## WORK INSTRUCTIONS
Count every line that holds the string "name", then give that number alone.

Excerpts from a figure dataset
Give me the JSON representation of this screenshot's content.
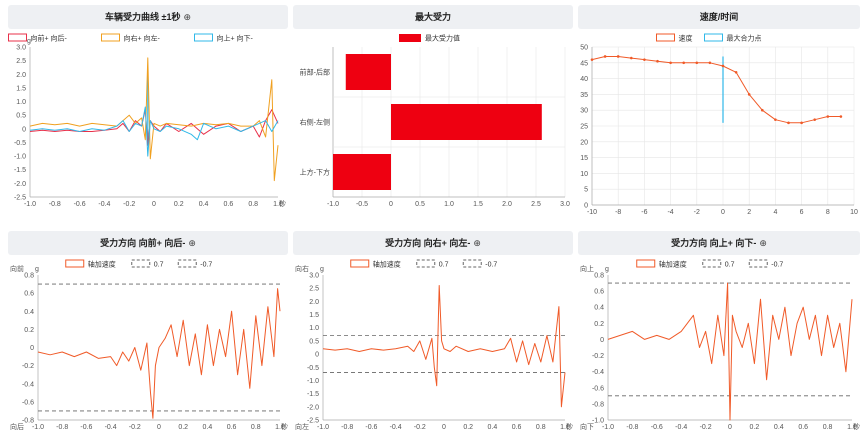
{
  "panels": {
    "p1": {
      "title": "车辆受力曲线 ±1秒",
      "zoom_icon": "zoom-in-icon"
    },
    "p2": {
      "title": "最大受力"
    },
    "p3": {
      "title": "速度/时间"
    },
    "p4": {
      "title": "受力方向 向前+ 向后-",
      "zoom_icon": "zoom-in-icon"
    },
    "p5": {
      "title": "受力方向 向右+ 向左-",
      "zoom_icon": "zoom-in-icon"
    },
    "p6": {
      "title": "受力方向 向上+ 向下-",
      "zoom_icon": "zoom-in-icon"
    }
  },
  "colors": {
    "red": "#e8304a",
    "orange": "#f0a020",
    "cyan": "#30b8e8",
    "bar": "#ee0011",
    "line": "#f05a28",
    "dash": "#666666"
  },
  "chart_data": [
    {
      "id": "p1",
      "type": "line",
      "ylabel": "g",
      "xlabel": "",
      "xlim": [
        -1.0,
        1.0
      ],
      "ylim": [
        -2.5,
        3.0
      ],
      "xticks": [
        "-1.0",
        "-0.8",
        "-0.6",
        "-0.4",
        "-0.2",
        "0",
        "0.2",
        "0.4",
        "0.6",
        "0.8",
        "1.0"
      ],
      "yticks": [
        "3.0",
        "2.5",
        "2.0",
        "1.5",
        "1.0",
        "0.5",
        "0",
        "-0.5",
        "-1.0",
        "-1.5",
        "-2.0",
        "-2.5"
      ],
      "x_unit": "秒",
      "legend": [
        "向前+ 向后-",
        "向右+ 向左-",
        "向上+ 向下-"
      ],
      "marker_x": -0.05,
      "series": [
        {
          "name": "向前+ 向后-",
          "color": "#e8304a",
          "x": [
            -1.0,
            -0.9,
            -0.8,
            -0.7,
            -0.6,
            -0.5,
            -0.4,
            -0.3,
            -0.25,
            -0.2,
            -0.15,
            -0.1,
            -0.07,
            -0.05,
            -0.03,
            0,
            0.05,
            0.1,
            0.2,
            0.3,
            0.4,
            0.5,
            0.6,
            0.7,
            0.8,
            0.85,
            0.9,
            0.95,
            1.0
          ],
          "values": [
            -0.1,
            -0.05,
            -0.1,
            -0.05,
            -0.1,
            -0.1,
            -0.05,
            0.0,
            0.2,
            -0.1,
            0.3,
            0.1,
            0.7,
            -0.6,
            0.3,
            0.1,
            -0.1,
            0.2,
            -0.1,
            0.2,
            -0.2,
            0.1,
            0.2,
            -0.1,
            0.1,
            -0.3,
            0.3,
            0.7,
            0.2
          ]
        },
        {
          "name": "向右+ 向左-",
          "color": "#f0a020",
          "x": [
            -1.0,
            -0.9,
            -0.8,
            -0.7,
            -0.6,
            -0.5,
            -0.4,
            -0.3,
            -0.25,
            -0.2,
            -0.15,
            -0.1,
            -0.07,
            -0.05,
            -0.03,
            0,
            0.05,
            0.1,
            0.2,
            0.3,
            0.4,
            0.5,
            0.6,
            0.7,
            0.8,
            0.85,
            0.9,
            0.95,
            0.97,
            1.0
          ],
          "values": [
            0.1,
            0.2,
            0.15,
            0.2,
            0.1,
            0.2,
            0.15,
            0.1,
            0.3,
            0.5,
            0.2,
            0.4,
            -0.4,
            2.6,
            -1.1,
            0.2,
            0.1,
            0.2,
            0.15,
            0.1,
            0.2,
            0.15,
            0.2,
            0.1,
            0.1,
            0.3,
            -0.3,
            1.8,
            -1.9,
            -0.6
          ]
        },
        {
          "name": "向上+ 向下-",
          "color": "#30b8e8",
          "x": [
            -1.0,
            -0.9,
            -0.8,
            -0.7,
            -0.6,
            -0.5,
            -0.4,
            -0.3,
            -0.25,
            -0.2,
            -0.15,
            -0.1,
            -0.07,
            -0.05,
            -0.03,
            0,
            0.05,
            0.1,
            0.2,
            0.3,
            0.35,
            0.4,
            0.5,
            0.6,
            0.7,
            0.8,
            0.9,
            0.95,
            1.0
          ],
          "values": [
            -0.05,
            0.0,
            -0.05,
            0.0,
            -0.1,
            0.0,
            -0.05,
            0.1,
            0.3,
            -0.1,
            0.2,
            0.1,
            0.8,
            -1.0,
            0.3,
            0.0,
            -0.1,
            0.1,
            0.0,
            -0.2,
            -0.4,
            0.2,
            0.0,
            0.1,
            -0.1,
            0.1,
            0.3,
            -0.1,
            0.3
          ]
        }
      ]
    },
    {
      "id": "p2",
      "type": "bar",
      "orientation": "horizontal",
      "categories": [
        "前部-后部",
        "右侧-左侧",
        "上方-下方"
      ],
      "values": [
        -0.78,
        2.6,
        -1.0
      ],
      "xlim": [
        -1.0,
        3.0
      ],
      "xticks": [
        "-1.0",
        "-0.5",
        "0",
        "0.5",
        "1.0",
        "1.5",
        "2.0",
        "2.5",
        "3.0"
      ],
      "legend": [
        "最大受力值"
      ]
    },
    {
      "id": "p3",
      "type": "line",
      "xlim": [
        -10,
        10
      ],
      "ylim": [
        0,
        50
      ],
      "xticks": [
        "-10",
        "-8",
        "-6",
        "-4",
        "-2",
        "0",
        "2",
        "4",
        "6",
        "8",
        "10"
      ],
      "yticks": [
        "50",
        "45",
        "40",
        "35",
        "30",
        "25",
        "20",
        "15",
        "10",
        "5",
        "0"
      ],
      "legend": [
        "速度",
        "最大合力点"
      ],
      "marker_x": 0,
      "marker_range": [
        26,
        47
      ],
      "series": [
        {
          "name": "速度",
          "x": [
            -10,
            -9,
            -8,
            -7,
            -6,
            -5,
            -4,
            -3,
            -2,
            -1,
            0,
            1,
            2,
            3,
            4,
            5,
            6,
            7,
            8,
            9
          ],
          "values": [
            46,
            47,
            47,
            46.5,
            46,
            45.5,
            45,
            45,
            45,
            45,
            44,
            42,
            35,
            30,
            27,
            26,
            26,
            27,
            28,
            28
          ]
        }
      ]
    },
    {
      "id": "p4",
      "type": "line",
      "ylabel": "g",
      "y_caption": "向前",
      "x_caption": "向后",
      "xlim": [
        -1.0,
        1.0
      ],
      "ylim": [
        -0.8,
        0.8
      ],
      "xticks": [
        "-1.0",
        "-0.8",
        "-0.6",
        "-0.4",
        "-0.2",
        "0",
        "0.2",
        "0.4",
        "0.6",
        "0.8",
        "1.0"
      ],
      "yticks": [
        "0.8",
        "0.6",
        "0.4",
        "0.2",
        "0",
        "-0.2",
        "-0.4",
        "-0.6",
        "-0.8"
      ],
      "x_unit": "秒",
      "legend": [
        "轴加速度",
        "0.7",
        "-0.7"
      ],
      "thresholds": [
        0.7,
        -0.7
      ],
      "series": [
        {
          "name": "轴加速度",
          "x": [
            -1.0,
            -0.9,
            -0.8,
            -0.7,
            -0.6,
            -0.5,
            -0.4,
            -0.35,
            -0.3,
            -0.25,
            -0.2,
            -0.15,
            -0.1,
            -0.07,
            -0.05,
            -0.03,
            0,
            0.05,
            0.1,
            0.15,
            0.2,
            0.25,
            0.3,
            0.35,
            0.4,
            0.45,
            0.5,
            0.55,
            0.6,
            0.65,
            0.7,
            0.75,
            0.8,
            0.85,
            0.9,
            0.95,
            0.98,
            1.0
          ],
          "values": [
            -0.05,
            -0.08,
            -0.05,
            -0.1,
            -0.05,
            -0.12,
            -0.1,
            -0.2,
            -0.05,
            -0.15,
            0.0,
            -0.25,
            0.05,
            -0.5,
            -0.78,
            -0.2,
            0.0,
            0.1,
            0.25,
            -0.1,
            0.3,
            -0.2,
            0.15,
            -0.3,
            0.25,
            -0.2,
            0.2,
            -0.1,
            0.4,
            -0.3,
            0.2,
            -0.45,
            0.35,
            -0.2,
            0.45,
            -0.1,
            0.65,
            0.4
          ]
        }
      ]
    },
    {
      "id": "p5",
      "type": "line",
      "ylabel": "g",
      "y_caption": "向右",
      "x_caption": "向左",
      "xlim": [
        -1.0,
        1.0
      ],
      "ylim": [
        -2.5,
        3.0
      ],
      "xticks": [
        "-1.0",
        "-0.8",
        "-0.6",
        "-0.4",
        "-0.2",
        "0",
        "0.2",
        "0.4",
        "0.6",
        "0.8",
        "1.0"
      ],
      "yticks": [
        "3.0",
        "2.5",
        "2.0",
        "1.5",
        "1.0",
        "0.5",
        "0",
        "-0.5",
        "-1.0",
        "-1.5",
        "-2.0",
        "-2.5"
      ],
      "x_unit": "秒",
      "legend": [
        "轴加速度",
        "0.7",
        "-0.7"
      ],
      "thresholds": [
        0.7,
        -0.7
      ],
      "series": [
        {
          "name": "轴加速度",
          "x": [
            -1.0,
            -0.9,
            -0.8,
            -0.7,
            -0.6,
            -0.5,
            -0.4,
            -0.3,
            -0.25,
            -0.2,
            -0.15,
            -0.1,
            -0.08,
            -0.06,
            -0.04,
            -0.02,
            0,
            0.05,
            0.1,
            0.2,
            0.3,
            0.4,
            0.5,
            0.55,
            0.6,
            0.65,
            0.7,
            0.75,
            0.8,
            0.85,
            0.9,
            0.95,
            0.97,
            1.0
          ],
          "values": [
            0.2,
            0.15,
            0.2,
            0.1,
            0.2,
            0.15,
            0.2,
            0.3,
            0.1,
            0.5,
            -0.2,
            0.6,
            -0.5,
            -1.2,
            2.6,
            0.5,
            0.2,
            0.1,
            0.3,
            0.1,
            0.2,
            0.1,
            0.2,
            0.6,
            -0.3,
            0.5,
            -0.4,
            0.4,
            -0.3,
            0.7,
            -0.3,
            1.8,
            -2.0,
            -0.7
          ]
        }
      ]
    },
    {
      "id": "p6",
      "type": "line",
      "ylabel": "g",
      "y_caption": "向上",
      "x_caption": "向下",
      "xlim": [
        -1.0,
        1.0
      ],
      "ylim": [
        -1.0,
        0.8
      ],
      "xticks": [
        "-1.0",
        "-0.8",
        "-0.6",
        "-0.4",
        "-0.2",
        "0",
        "0.2",
        "0.4",
        "0.6",
        "0.8",
        "1.0"
      ],
      "yticks": [
        "0.8",
        "0.6",
        "0.4",
        "0.2",
        "0",
        "-0.2",
        "-0.4",
        "-0.6",
        "-0.8",
        "-1.0"
      ],
      "x_unit": "秒",
      "legend": [
        "轴加速度",
        "0.7",
        "-0.7"
      ],
      "thresholds": [
        0.7,
        -0.7
      ],
      "series": [
        {
          "name": "轴加速度",
          "x": [
            -1.0,
            -0.9,
            -0.8,
            -0.7,
            -0.6,
            -0.5,
            -0.4,
            -0.3,
            -0.25,
            -0.2,
            -0.15,
            -0.1,
            -0.05,
            -0.02,
            0,
            0.02,
            0.05,
            0.1,
            0.15,
            0.2,
            0.25,
            0.3,
            0.35,
            0.4,
            0.45,
            0.5,
            0.55,
            0.6,
            0.65,
            0.7,
            0.75,
            0.8,
            0.85,
            0.9,
            0.95,
            1.0
          ],
          "values": [
            0.0,
            0.05,
            0.1,
            0.0,
            0.05,
            0.0,
            0.1,
            0.3,
            -0.1,
            0.1,
            -0.3,
            0.3,
            -0.2,
            0.7,
            -1.0,
            0.3,
            0.1,
            -0.1,
            0.2,
            -0.3,
            0.5,
            -0.5,
            0.3,
            0.0,
            0.4,
            -0.2,
            0.2,
            0.4,
            0.0,
            0.3,
            -0.2,
            0.3,
            -0.1,
            0.2,
            -0.4,
            0.5
          ]
        }
      ]
    }
  ]
}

## OUTPUT
7